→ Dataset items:
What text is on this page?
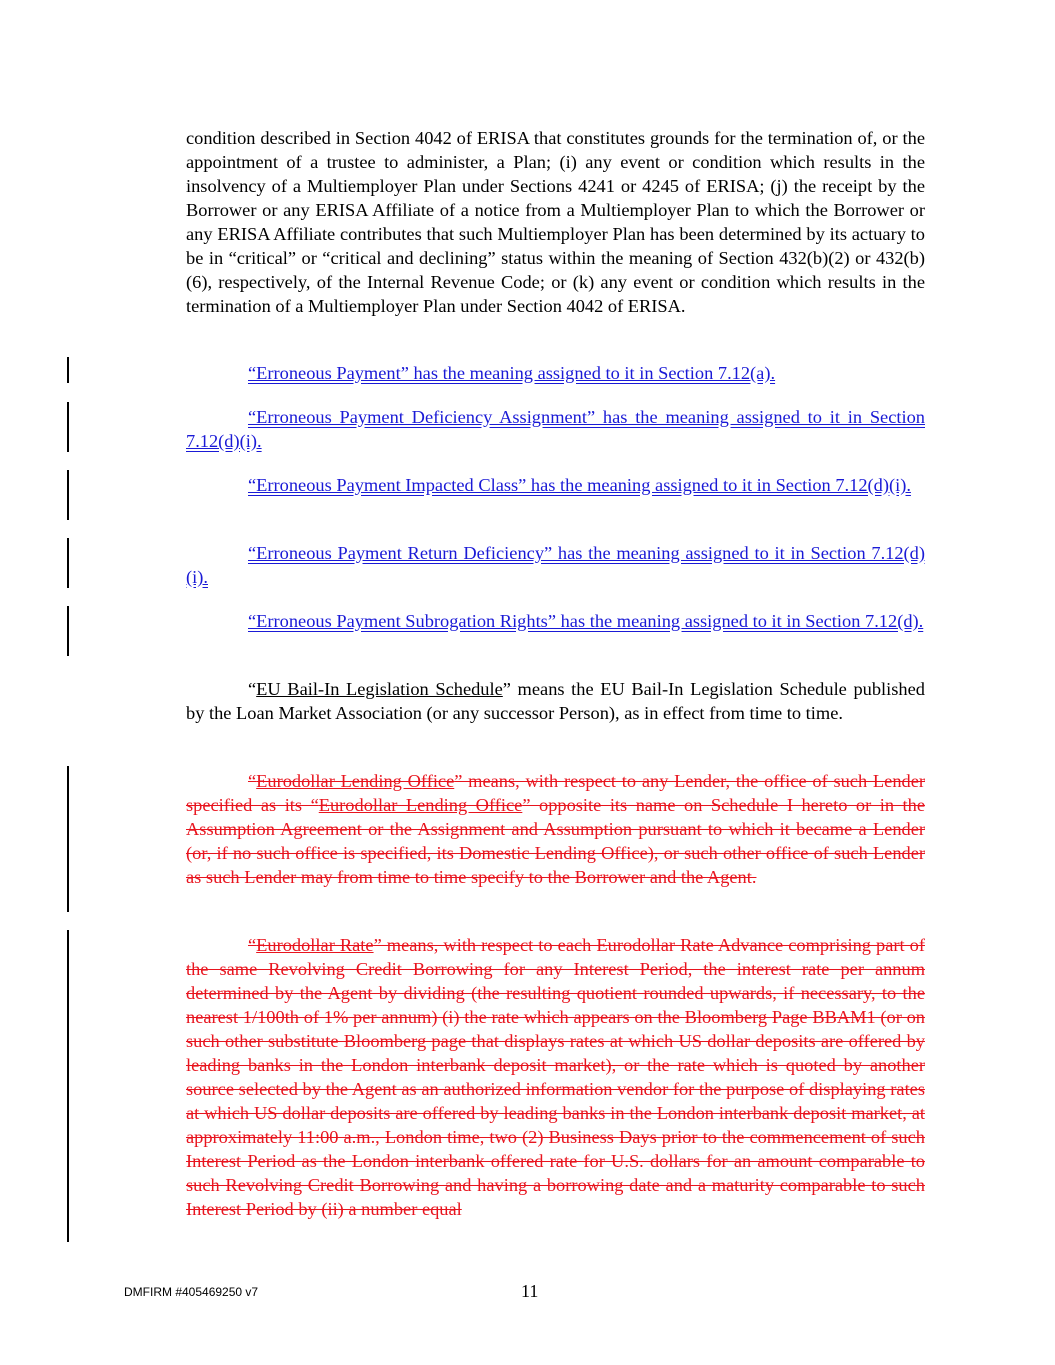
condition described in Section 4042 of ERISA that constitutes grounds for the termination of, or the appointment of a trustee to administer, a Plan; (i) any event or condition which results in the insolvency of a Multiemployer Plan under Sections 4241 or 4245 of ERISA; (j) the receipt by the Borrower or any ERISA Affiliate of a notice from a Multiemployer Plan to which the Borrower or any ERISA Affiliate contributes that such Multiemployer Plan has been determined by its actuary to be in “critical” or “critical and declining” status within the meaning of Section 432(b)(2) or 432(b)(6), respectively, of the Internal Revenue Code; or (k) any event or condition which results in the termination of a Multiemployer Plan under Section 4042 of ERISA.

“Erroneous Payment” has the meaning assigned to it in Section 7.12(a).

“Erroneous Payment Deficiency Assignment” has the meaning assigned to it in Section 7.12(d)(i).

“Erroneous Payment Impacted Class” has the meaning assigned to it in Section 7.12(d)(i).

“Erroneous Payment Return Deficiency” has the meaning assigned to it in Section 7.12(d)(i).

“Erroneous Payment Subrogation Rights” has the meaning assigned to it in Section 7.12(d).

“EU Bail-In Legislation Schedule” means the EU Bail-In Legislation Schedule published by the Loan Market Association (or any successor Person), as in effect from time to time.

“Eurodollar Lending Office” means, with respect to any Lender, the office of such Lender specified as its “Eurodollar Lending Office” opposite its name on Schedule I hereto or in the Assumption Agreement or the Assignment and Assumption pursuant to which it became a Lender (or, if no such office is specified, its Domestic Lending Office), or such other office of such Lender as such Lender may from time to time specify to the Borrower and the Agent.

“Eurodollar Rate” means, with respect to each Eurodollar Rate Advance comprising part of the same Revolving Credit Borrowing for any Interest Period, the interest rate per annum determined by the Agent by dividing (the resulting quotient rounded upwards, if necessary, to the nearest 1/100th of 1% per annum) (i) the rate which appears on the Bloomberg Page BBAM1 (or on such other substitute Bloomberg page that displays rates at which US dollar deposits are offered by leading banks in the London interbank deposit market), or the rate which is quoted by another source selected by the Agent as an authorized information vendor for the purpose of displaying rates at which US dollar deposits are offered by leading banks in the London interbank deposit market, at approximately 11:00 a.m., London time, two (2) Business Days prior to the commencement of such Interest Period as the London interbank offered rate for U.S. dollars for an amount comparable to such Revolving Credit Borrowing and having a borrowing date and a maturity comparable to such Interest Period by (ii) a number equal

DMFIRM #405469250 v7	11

→ Exercise details: Search the entries for the word "Deficiency", then list each line that holds it.

→ Reply:
“Erroneous Payment Deficiency Assignment” has the meaning assigned to it in Section 7.12(d)(i).
“Erroneous Payment Return Deficiency” has the meaning assigned to it in Section 7.12(d)(i).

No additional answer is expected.